Written problem =>
The exercise asks for every line of the data to be reproduced exactly.

Supplied entries =>
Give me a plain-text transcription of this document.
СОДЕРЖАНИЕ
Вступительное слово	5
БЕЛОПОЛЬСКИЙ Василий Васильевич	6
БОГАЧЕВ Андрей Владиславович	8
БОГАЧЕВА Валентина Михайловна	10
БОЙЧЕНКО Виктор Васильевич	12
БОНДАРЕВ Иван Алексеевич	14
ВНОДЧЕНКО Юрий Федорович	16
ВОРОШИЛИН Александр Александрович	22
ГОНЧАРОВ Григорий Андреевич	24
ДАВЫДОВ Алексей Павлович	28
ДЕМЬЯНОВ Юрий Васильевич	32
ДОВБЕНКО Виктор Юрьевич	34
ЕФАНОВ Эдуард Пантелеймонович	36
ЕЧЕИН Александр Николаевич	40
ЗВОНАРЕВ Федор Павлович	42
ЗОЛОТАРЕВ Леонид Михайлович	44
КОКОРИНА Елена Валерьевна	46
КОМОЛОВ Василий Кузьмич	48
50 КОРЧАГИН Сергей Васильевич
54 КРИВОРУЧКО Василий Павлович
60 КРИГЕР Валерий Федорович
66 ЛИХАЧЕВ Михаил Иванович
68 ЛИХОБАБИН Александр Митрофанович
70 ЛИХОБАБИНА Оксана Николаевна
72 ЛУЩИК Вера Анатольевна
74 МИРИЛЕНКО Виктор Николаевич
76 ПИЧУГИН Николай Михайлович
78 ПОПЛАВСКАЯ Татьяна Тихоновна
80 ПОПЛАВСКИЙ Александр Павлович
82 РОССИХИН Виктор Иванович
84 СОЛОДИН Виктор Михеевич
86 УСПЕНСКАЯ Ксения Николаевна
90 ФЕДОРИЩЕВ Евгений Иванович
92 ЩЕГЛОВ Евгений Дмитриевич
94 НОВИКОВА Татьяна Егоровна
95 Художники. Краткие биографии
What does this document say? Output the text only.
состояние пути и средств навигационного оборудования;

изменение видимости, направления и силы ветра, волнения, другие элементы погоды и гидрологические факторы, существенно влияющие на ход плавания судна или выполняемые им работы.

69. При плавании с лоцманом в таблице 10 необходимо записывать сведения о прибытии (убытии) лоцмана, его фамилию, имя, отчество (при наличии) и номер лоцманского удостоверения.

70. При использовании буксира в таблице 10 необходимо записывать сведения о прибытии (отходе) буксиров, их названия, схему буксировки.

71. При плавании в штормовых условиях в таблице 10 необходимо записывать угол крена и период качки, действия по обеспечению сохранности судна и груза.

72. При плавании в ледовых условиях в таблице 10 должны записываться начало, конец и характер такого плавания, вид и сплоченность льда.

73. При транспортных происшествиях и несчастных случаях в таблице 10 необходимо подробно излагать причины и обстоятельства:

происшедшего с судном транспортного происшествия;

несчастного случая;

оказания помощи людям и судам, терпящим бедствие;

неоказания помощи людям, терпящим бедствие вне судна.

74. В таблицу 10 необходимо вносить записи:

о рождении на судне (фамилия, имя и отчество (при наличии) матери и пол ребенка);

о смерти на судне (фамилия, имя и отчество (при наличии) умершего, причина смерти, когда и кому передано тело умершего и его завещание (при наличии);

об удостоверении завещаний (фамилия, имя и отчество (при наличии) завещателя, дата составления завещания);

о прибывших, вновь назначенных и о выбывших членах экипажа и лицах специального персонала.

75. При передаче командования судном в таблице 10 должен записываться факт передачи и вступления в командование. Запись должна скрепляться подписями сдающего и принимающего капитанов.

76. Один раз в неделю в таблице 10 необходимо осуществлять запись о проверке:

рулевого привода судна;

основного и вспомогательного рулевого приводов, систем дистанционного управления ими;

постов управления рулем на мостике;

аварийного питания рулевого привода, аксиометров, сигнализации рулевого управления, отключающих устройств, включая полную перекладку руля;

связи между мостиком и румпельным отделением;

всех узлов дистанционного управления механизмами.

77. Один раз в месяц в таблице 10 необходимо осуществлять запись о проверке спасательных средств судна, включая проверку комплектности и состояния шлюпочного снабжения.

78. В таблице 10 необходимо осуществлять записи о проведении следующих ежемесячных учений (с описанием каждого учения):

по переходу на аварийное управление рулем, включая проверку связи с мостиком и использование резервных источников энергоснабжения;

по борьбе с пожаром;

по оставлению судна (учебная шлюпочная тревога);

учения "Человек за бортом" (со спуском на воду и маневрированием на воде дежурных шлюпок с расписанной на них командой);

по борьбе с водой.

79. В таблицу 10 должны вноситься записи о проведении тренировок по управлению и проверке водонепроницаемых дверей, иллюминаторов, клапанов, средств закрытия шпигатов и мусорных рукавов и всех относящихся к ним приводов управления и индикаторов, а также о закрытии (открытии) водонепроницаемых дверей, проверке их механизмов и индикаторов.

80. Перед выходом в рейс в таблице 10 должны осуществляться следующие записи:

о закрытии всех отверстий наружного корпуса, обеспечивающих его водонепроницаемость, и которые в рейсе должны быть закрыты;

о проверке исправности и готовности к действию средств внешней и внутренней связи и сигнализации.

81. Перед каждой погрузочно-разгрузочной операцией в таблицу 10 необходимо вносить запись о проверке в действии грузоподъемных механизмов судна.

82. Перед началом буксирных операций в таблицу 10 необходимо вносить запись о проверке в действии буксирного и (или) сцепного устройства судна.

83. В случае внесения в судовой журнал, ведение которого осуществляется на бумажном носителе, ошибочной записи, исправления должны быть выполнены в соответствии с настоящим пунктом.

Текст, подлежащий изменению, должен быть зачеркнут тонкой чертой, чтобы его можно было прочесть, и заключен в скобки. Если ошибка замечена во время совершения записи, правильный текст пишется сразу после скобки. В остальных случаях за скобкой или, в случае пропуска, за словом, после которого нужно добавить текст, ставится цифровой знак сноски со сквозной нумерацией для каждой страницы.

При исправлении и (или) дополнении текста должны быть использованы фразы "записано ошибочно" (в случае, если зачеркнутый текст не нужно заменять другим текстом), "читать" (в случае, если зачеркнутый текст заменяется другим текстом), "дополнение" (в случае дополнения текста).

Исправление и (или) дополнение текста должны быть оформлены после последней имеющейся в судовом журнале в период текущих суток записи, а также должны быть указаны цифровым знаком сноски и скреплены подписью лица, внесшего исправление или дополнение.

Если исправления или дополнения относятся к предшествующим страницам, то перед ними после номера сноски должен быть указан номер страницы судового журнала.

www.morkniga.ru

The answer =>
Give me a plain-text transcription of this document.
СОДЕРЖАНИЕ
Вступительное слово	5
БЕЛОПОЛЬСКИЙ Василий Васильевич	6
БОГАЧЕВ Андрей Владиславович	8
БОГАЧЕВА Валентина Михайловна	10
БОЙЧЕНКО Виктор Васильевич	12
БОНДАРЕВ Иван Алексеевич	14
ВНОДЧЕНКО Юрий Федорович	16
ВОРОШИЛИН Александр Александрович	22
ГОНЧАРОВ Григорий Андреевич	24
ДАВЫДОВ Алексей Павлович	28
ДЕМЬЯНОВ Юрий Васильевич	32
ДОВБЕНКО Виктор Юрьевич	34
ЕФАНОВ Эдуард Пантелеймонович	36
ЕЧЕИН Александр Николаевич	40
ЗВОНАРЕВ Федор Павлович	42
ЗОЛОТАРЕВ Леонид Михайлович	44
КОКОРИНА Елена Валерьевна	46
КОМОЛОВ Василий Кузьмич	48
50 КОРЧАГИН Сергей Васильевич
54 КРИВОРУЧКО Василий Павлович
60 КРИГЕР Валерий Федорович
66 ЛИХАЧЕВ Михаил Иванович
68 ЛИХОБАБИН Александр Митрофанович
70 ЛИХОБАБИНА Оксана Николаевна
72 ЛУЩИК Вера Анатольевна
74 МИРИЛЕНКО Виктор Николаевич
76 ПИЧУГИН Николай Михайлович
78 ПОПЛАВСКАЯ Татьяна Тихоновна
80 ПОПЛАВСКИЙ Александр Павлович
82 РОССИХИН Виктор Иванович
84 СОЛОДИН Виктор Михеевич
86 УСПЕНСКАЯ Ксения Николаевна
90 ФЕДОРИЩЕВ Евгений Иванович
92 ЩЕГЛОВ Евгений Дмитриевич
94 НОВИКОВА Татьяна Егоровна
95 Художники. Краткие биографии
What does this document say? Output the text only.
состояние пути и средств навигационного оборудования;

изменение видимости, направления и силы ветра, волнения, другие элементы погоды и гидрологические факторы, существенно влияющие на ход плавания судна или выполняемые им работы.

69. При плавании с лоцманом в таблице 10 необходимо записывать сведения о прибытии (убытии) лоцмана, его фамилию, имя, отчество (при наличии) и номер лоцманского удостоверения.

70. При использовании буксира в таблице 10 необходимо записывать сведения о прибытии (отходе) буксиров, их названия, схему буксировки.

71. При плавании в штормовых условиях в таблице 10 необходимо записывать угол крена и период качки, действия по обеспечению сохранности судна и груза.

72. При плавании в ледовых условиях в таблице 10 должны записываться начало, конец и характер такого плавания, вид и сплоченность льда.

73. При транспортных происшествиях и несчастных случаях в таблице 10 необходимо подробно излагать причины и обстоятельства:

происшедшего с судном транспортного происшествия;

несчастного случая;

оказания помощи людям и судам, терпящим бедствие;

неоказания помощи людям, терпящим бедствие вне судна.

74. В таблицу 10 необходимо вносить записи:

о рождении на судне (фамилия, имя и отчество (при наличии) матери и пол ребенка);

о смерти на судне (фамилия, имя и отчество (при наличии) умершего, причина смерти, когда и кому передано тело умершего и его завещание (при наличии);

об удостоверении завещаний (фамилия, имя и отчество (при наличии) завещателя, дата составления завещания);

о прибывших, вновь назначенных и о выбывших членах экипажа и лицах специального персонала.

75. При передаче командования судном в таблице 10 должен записываться факт передачи и вступления в командование. Запись должна скрепляться подписями сдающего и принимающего капитанов.

76. Один раз в неделю в таблице 10 необходимо осуществлять запись о проверке:

рулевого привода судна;

основного и вспомогательного рулевого приводов, систем дистанционного управления ими;

постов управления рулем на мостике;

аварийного питания рулевого привода, аксиометров, сигнализации рулевого управления, отключающих устройств, включая полную перекладку руля;

связи между мостиком и румпельным отделением;

всех узлов дистанционного управления механизмами.

77. Один раз в месяц в таблице 10 необходимо осуществлять запись о проверке спасательных средств судна, включая проверку комплектности и состояния шлюпочного снабжения.

78. В таблице 10 необходимо осуществлять записи о проведении следующих ежемесячных учений (с описанием каждого учения):

по переходу на аварийное управление рулем, включая проверку связи с мостиком и использование резервных источников энергоснабжения;

по борьбе с пожаром;

по оставлению судна (учебная шлюпочная тревога);

учения "Человек за бортом" (со спуском на воду и маневрированием на воде дежурных шлюпок с расписанной на них командой);

по борьбе с водой.

79. В таблицу 10 должны вноситься записи о проведении тренировок по управлению и проверке водонепроницаемых дверей, иллюминаторов, клапанов, средств закрытия шпигатов и мусорных рукавов и всех относящихся к ним приводов управления и индикаторов, а также о закрытии (открытии) водонепроницаемых дверей, проверке их механизмов и индикаторов.

80. Перед выходом в рейс в таблице 10 должны осуществляться следующие записи:

о закрытии всех отверстий наружного корпуса, обеспечивающих его водонепроницаемость, и которые в рейсе должны быть закрыты;

о проверке исправности и готовности к действию средств внешней и внутренней связи и сигнализации.

81. Перед каждой погрузочно-разгрузочной операцией в таблицу 10 необходимо вносить запись о проверке в действии грузоподъемных механизмов судна.

82. Перед началом буксирных операций в таблицу 10 необходимо вносить запись о проверке в действии буксирного и (или) сцепного устройства судна.

83. В случае внесения в судовой журнал, ведение которого осуществляется на бумажном носителе, ошибочной записи, исправления должны быть выполнены в соответствии с настоящим пунктом.

Текст, подлежащий изменению, должен быть зачеркнут тонкой чертой, чтобы его можно было прочесть, и заключен в скобки. Если ошибка замечена во время совершения записи, правильный текст пишется сразу после скобки. В остальных случаях за скобкой или, в случае пропуска, за словом, после которого нужно добавить текст, ставится цифровой знак сноски со сквозной нумерацией для каждой страницы.

При исправлении и (или) дополнении текста должны быть использованы фразы "записано ошибочно" (в случае, если зачеркнутый текст не нужно заменять другим текстом), "читать" (в случае, если зачеркнутый текст заменяется другим текстом), "дополнение" (в случае дополнения текста).

Исправление и (или) дополнение текста должны быть оформлены после последней имеющейся в судовом журнале в период текущих суток записи, а также должны быть указаны цифровым знаком сноски и скреплены подписью лица, внесшего исправление или дополнение.

Если исправления или дополнения относятся к предшествующим страницам, то перед ними после номера сноски должен быть указан номер страницы судового журнала.

www.morkniga.ru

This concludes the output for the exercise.